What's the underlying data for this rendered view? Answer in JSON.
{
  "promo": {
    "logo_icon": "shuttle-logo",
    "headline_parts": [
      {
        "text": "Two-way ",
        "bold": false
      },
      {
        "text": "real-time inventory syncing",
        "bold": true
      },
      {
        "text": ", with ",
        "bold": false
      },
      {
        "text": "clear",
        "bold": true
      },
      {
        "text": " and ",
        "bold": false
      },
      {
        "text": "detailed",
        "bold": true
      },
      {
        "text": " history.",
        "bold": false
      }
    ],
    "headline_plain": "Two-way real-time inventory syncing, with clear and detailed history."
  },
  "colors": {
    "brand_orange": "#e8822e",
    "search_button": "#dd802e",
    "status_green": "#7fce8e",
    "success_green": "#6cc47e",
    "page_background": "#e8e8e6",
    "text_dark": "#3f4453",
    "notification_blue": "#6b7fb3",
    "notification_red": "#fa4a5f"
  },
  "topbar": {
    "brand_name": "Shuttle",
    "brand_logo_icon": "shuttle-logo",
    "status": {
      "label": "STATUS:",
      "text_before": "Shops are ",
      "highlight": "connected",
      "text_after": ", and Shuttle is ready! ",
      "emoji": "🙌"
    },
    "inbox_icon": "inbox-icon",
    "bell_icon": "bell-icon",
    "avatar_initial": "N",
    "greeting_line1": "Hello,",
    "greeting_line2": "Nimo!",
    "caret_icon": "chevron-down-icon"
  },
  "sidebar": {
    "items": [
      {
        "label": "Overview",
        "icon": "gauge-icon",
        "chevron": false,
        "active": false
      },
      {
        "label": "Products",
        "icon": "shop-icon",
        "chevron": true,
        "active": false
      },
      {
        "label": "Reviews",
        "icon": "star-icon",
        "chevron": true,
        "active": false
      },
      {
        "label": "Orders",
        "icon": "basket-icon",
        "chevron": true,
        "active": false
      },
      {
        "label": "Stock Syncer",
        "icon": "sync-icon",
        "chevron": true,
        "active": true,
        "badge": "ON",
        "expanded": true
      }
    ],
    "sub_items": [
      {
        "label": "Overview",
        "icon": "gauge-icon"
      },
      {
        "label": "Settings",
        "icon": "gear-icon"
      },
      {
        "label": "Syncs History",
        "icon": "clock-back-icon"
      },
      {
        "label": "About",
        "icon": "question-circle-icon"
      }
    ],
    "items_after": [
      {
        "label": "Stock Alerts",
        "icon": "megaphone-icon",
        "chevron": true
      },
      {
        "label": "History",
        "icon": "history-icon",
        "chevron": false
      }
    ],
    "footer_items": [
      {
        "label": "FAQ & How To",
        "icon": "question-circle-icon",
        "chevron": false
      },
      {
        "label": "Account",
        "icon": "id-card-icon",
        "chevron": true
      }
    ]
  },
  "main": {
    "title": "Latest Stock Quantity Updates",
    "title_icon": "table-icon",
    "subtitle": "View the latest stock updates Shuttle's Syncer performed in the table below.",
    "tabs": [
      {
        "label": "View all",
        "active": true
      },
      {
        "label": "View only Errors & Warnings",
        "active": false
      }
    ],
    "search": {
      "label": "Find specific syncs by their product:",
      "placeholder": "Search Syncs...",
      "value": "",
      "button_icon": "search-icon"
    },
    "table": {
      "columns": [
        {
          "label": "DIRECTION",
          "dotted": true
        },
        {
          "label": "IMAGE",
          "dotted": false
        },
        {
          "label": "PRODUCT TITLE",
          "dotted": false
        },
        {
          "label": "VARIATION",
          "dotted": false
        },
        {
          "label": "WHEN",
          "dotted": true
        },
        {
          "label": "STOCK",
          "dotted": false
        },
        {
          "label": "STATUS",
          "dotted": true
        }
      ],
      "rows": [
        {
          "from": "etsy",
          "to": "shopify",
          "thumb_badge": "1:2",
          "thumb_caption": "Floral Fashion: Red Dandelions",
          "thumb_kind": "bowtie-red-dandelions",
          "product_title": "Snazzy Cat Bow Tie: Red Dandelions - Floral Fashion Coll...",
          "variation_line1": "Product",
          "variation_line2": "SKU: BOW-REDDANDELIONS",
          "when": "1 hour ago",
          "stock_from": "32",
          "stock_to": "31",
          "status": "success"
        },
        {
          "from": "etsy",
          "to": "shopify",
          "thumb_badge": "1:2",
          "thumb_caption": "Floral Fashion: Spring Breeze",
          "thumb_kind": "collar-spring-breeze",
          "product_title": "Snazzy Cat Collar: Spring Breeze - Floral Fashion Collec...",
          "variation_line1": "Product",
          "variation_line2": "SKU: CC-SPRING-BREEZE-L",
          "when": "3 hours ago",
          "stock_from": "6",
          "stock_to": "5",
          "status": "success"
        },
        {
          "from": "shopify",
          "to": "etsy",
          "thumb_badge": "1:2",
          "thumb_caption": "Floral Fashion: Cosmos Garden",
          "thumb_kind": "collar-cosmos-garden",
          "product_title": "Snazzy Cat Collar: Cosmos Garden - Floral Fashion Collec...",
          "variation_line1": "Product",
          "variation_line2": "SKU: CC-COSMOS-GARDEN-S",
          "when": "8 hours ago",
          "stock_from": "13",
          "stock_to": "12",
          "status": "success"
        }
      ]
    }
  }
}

## [Directions for this task]
Find every line in the records above that holds the word "time", and copy each one.

## [The output]
        "text": "real-time inventory syncing",
    "headline_plain": "Two-way real-time inventory syncing, with clear and detailed history."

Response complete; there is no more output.